### DATA FOR THIS EXERCISE
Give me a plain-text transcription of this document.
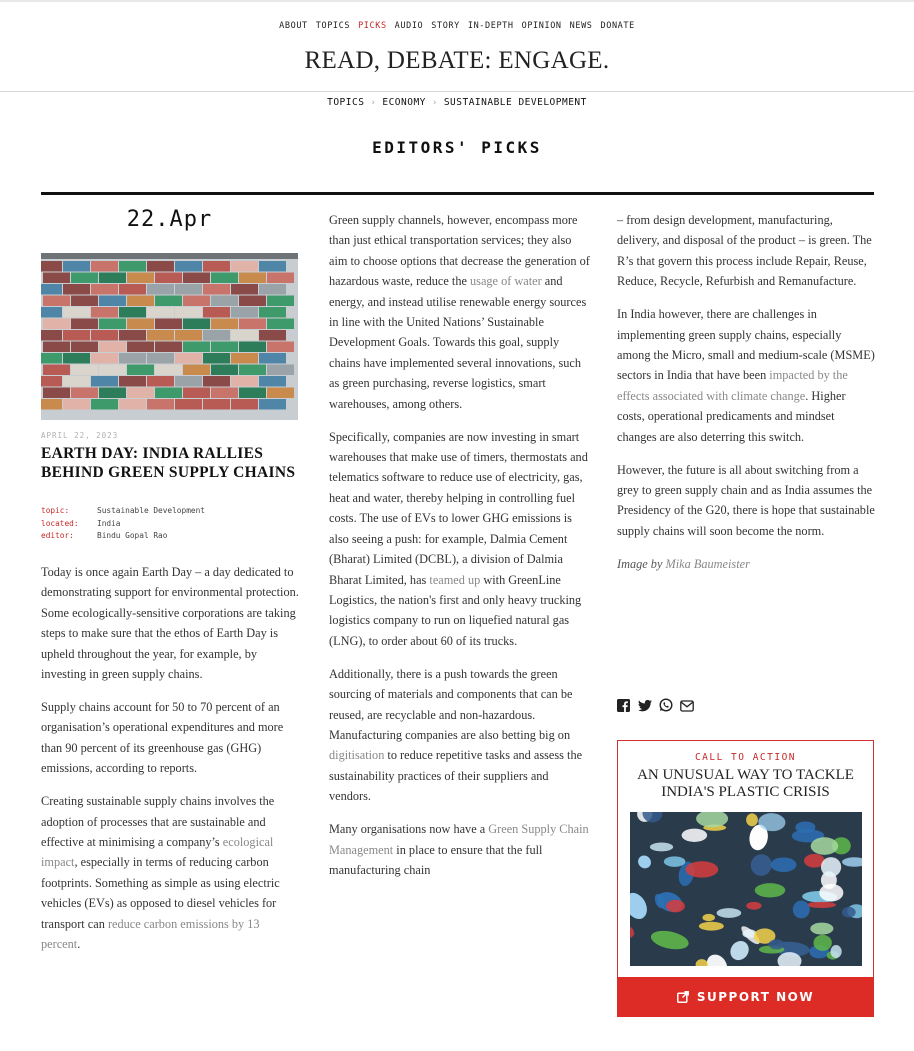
ABOUT TOPICS PICKS AUDIO STORY IN-DEPTH OPINION NEWS DONATE
READ, DEBATE: ENGAGE.
TOPICS › ECONOMY › SUSTAINABLE DEVELOPMENT
EDITORS' PICKS
22.Apr
APRIL 22, 2023
EARTH DAY: INDIA RALLIES BEHIND GREEN SUPPLY CHAINS
topic:	Sustainable Development
located:	India
editor:	Bindu Gopal Rao

Today is once again Earth Day – a day dedicated to demonstrating support for environmental protection. Some ecologically-sensitive corporations are taking steps to make sure that the ethos of Earth Day is upheld throughout the year, for example, by investing in green supply chains.

Supply chains account for 50 to 70 percent of an organisation’s operational expenditures and more than 90 percent of its greenhouse gas (GHG) emissions, according to reports.

Creating sustainable supply chains involves the adoption of processes that are sustainable and effective at minimising a company’s ecological impact, especially in terms of reducing carbon footprints. Something as simple as using electric vehicles (EVs) as opposed to diesel vehicles for transport can reduce carbon emissions by 13 percent.

Green supply channels, however, encompass more than just ethical transportation services; they also aim to choose options that decrease the generation of hazardous waste, reduce the usage of water and energy, and instead utilise renewable energy sources in line with the United Nations’ Sustainable Development Goals. Towards this goal, supply chains have implemented several innovations, such as green purchasing, reverse logistics, smart warehouses, among others.

Specifically, companies are now investing in smart warehouses that make use of timers, thermostats and telematics software to reduce use of electricity, gas, heat and water, thereby helping in controlling fuel costs. The use of EVs to lower GHG emissions is also seeing a push: for example, Dalmia Cement (Bharat) Limited (DCBL), a division of Dalmia Bharat Limited, has teamed up with GreenLine Logistics, the nation's first and only heavy trucking logistics company to run on liquefied natural gas (LNG), to order about 60 of its trucks.

Additionally, there is a push towards the green sourcing of materials and components that can be reused, are recyclable and non-hazardous. Manufacturing companies are also betting big on digitisation to reduce repetitive tasks and assess the sustainability practices of their suppliers and vendors.

Many organisations now have a Green Supply Chain Management in place to ensure that the full manufacturing chain

– from design development, manufacturing, delivery, and disposal of the product – is green. The R’s that govern this process include Repair, Reuse, Reduce, Recycle, Refurbish and Remanufacture.

In India however, there are challenges in implementing green supply chains, especially among the Micro, small and medium-scale (MSME) sectors in India that have been impacted by the effects associated with climate change. Higher costs, operational predicaments and mindset changes are also deterring this switch.

However, the future is all about switching from a grey to green supply chain and as India assumes the Presidency of the G20, there is hope that sustainable supply chains will soon become the norm.

Image by Mika Baumeister

CALL TO ACTION
AN UNUSUAL WAY TO TACKLE INDIA'S PLASTIC CRISIS
SUPPORT NOW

### EXERCISE
Report how many lines of the entries hold the word "from". Nothing else is needed.

### SOLUTION FOR THIS EXERCISE
2